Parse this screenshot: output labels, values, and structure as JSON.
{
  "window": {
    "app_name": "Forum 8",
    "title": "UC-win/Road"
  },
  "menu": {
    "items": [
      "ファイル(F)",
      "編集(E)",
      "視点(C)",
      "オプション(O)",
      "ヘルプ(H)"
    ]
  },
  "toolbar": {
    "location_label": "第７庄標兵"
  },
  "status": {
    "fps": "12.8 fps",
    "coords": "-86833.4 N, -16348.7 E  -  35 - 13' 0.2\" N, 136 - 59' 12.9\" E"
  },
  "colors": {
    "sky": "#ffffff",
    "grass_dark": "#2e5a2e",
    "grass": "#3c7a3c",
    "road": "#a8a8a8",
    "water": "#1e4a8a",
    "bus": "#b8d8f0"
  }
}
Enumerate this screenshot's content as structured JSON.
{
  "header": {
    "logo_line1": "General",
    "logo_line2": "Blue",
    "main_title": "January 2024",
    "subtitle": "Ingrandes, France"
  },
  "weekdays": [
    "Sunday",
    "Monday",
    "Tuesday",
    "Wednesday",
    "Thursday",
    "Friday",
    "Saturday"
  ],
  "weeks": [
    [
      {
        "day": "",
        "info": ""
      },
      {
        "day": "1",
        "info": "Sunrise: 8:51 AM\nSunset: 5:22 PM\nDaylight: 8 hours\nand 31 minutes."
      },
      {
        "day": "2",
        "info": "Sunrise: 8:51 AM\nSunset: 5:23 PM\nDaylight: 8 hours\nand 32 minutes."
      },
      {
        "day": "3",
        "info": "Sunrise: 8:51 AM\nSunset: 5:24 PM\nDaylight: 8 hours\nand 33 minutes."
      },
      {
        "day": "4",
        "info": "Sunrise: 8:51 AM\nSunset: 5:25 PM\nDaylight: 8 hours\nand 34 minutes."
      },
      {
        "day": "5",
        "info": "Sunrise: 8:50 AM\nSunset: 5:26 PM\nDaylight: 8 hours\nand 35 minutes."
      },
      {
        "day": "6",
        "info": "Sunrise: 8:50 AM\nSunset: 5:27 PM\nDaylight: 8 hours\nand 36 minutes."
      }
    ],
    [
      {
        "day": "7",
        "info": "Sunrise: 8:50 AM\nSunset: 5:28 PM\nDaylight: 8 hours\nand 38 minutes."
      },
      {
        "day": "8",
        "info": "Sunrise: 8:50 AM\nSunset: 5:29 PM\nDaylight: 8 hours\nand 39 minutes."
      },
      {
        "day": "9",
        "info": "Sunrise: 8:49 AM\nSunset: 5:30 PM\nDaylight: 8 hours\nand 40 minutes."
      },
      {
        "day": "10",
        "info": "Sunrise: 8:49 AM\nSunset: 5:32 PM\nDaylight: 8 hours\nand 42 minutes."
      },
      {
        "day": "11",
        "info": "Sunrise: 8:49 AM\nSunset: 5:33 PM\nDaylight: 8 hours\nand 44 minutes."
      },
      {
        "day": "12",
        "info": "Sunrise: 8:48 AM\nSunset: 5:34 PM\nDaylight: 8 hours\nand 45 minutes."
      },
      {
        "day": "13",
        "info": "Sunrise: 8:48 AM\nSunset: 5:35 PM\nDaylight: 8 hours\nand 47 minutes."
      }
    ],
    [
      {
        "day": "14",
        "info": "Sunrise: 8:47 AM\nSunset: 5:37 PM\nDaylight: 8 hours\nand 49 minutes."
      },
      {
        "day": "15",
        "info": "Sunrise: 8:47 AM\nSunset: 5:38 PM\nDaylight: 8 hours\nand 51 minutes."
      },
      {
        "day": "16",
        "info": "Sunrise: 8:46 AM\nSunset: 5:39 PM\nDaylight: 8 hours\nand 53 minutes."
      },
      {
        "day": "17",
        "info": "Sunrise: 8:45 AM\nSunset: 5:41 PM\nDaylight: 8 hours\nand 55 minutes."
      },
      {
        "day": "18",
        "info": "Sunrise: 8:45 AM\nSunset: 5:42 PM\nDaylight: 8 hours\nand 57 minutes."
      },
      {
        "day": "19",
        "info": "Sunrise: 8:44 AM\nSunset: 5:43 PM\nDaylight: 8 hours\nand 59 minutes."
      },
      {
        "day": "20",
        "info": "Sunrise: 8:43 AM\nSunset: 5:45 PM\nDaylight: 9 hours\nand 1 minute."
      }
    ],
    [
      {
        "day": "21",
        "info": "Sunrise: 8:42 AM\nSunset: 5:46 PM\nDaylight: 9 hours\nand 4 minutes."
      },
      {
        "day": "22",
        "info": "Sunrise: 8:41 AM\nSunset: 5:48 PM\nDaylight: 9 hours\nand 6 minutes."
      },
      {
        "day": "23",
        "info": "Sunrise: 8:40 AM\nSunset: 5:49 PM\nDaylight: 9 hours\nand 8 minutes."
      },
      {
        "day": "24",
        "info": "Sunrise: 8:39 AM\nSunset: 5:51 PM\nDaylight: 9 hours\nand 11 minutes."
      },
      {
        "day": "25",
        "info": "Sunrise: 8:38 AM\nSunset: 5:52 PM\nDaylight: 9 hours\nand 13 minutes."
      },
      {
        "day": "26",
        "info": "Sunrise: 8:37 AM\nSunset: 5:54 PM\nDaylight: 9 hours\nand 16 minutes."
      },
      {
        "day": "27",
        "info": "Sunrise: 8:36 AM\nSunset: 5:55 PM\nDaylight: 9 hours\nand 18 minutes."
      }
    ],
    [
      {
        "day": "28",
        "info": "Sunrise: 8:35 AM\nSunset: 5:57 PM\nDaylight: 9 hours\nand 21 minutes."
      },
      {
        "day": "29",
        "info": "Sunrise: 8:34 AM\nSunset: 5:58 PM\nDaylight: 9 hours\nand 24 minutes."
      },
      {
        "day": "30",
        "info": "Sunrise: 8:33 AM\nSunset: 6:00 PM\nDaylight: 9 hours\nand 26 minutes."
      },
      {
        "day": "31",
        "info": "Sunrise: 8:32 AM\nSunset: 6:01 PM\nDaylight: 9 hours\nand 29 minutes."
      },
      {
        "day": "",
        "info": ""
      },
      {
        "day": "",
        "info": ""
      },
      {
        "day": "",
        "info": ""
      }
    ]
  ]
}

*What you should do*. Find how many lines in the material hold the word "JSON" and state that number alone.

*Answer below*. 2